▸ Excerpt from a dataset:
#####
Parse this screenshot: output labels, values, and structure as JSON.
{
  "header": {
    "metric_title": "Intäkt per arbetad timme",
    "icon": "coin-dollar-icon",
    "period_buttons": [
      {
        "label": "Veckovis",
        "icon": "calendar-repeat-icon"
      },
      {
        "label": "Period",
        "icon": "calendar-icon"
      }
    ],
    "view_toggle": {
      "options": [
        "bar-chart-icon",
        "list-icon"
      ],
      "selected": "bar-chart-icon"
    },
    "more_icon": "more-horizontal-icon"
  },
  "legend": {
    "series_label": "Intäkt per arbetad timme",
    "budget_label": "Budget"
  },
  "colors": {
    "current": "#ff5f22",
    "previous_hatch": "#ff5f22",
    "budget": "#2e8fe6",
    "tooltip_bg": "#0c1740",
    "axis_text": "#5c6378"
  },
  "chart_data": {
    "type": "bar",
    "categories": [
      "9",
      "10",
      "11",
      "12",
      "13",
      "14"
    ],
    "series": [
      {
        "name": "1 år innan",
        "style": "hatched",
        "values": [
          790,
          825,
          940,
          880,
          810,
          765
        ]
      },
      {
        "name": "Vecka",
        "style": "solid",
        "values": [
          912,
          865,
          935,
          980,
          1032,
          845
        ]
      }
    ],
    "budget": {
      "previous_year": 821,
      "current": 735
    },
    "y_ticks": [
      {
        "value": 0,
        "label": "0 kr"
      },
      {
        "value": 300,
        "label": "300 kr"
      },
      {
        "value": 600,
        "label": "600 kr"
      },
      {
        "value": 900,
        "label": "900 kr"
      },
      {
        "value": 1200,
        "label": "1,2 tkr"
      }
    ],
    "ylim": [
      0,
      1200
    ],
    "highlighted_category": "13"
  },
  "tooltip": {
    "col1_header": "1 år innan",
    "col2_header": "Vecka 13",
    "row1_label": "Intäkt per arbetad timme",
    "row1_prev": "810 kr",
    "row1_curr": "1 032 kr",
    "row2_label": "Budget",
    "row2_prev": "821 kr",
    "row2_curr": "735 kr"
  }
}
#####
Set down the material above again, word for word.

▸ Correct result:
Parse this screenshot: output labels, values, and structure as JSON.
{
  "header": {
    "metric_title": "Intäkt per arbetad timme",
    "icon": "coin-dollar-icon",
    "period_buttons": [
      {
        "label": "Veckovis",
        "icon": "calendar-repeat-icon"
      },
      {
        "label": "Period",
        "icon": "calendar-icon"
      }
    ],
    "view_toggle": {
      "options": [
        "bar-chart-icon",
        "list-icon"
      ],
      "selected": "bar-chart-icon"
    },
    "more_icon": "more-horizontal-icon"
  },
  "legend": {
    "series_label": "Intäkt per arbetad timme",
    "budget_label": "Budget"
  },
  "colors": {
    "current": "#ff5f22",
    "previous_hatch": "#ff5f22",
    "budget": "#2e8fe6",
    "tooltip_bg": "#0c1740",
    "axis_text": "#5c6378"
  },
  "chart_data": {
    "type": "bar",
    "categories": [
      "9",
      "10",
      "11",
      "12",
      "13",
      "14"
    ],
    "series": [
      {
        "name": "1 år innan",
        "style": "hatched",
        "values": [
          790,
          825,
          940,
          880,
          810,
          765
        ]
      },
      {
        "name": "Vecka",
        "style": "solid",
        "values": [
          912,
          865,
          935,
          980,
          1032,
          845
        ]
      }
    ],
    "budget": {
      "previous_year": 821,
      "current": 735
    },
    "y_ticks": [
      {
        "value": 0,
        "label": "0 kr"
      },
      {
        "value": 300,
        "label": "300 kr"
      },
      {
        "value": 600,
        "label": "600 kr"
      },
      {
        "value": 900,
        "label": "900 kr"
      },
      {
        "value": 1200,
        "label": "1,2 tkr"
      }
    ],
    "ylim": [
      0,
      1200
    ],
    "highlighted_category": "13"
  },
  "tooltip": {
    "col1_header": "1 år innan",
    "col2_header": "Vecka 13",
    "row1_label": "Intäkt per arbetad timme",
    "row1_prev": "810 kr",
    "row1_curr": "1 032 kr",
    "row2_label": "Budget",
    "row2_prev": "821 kr",
    "row2_curr": "735 kr"
  }
}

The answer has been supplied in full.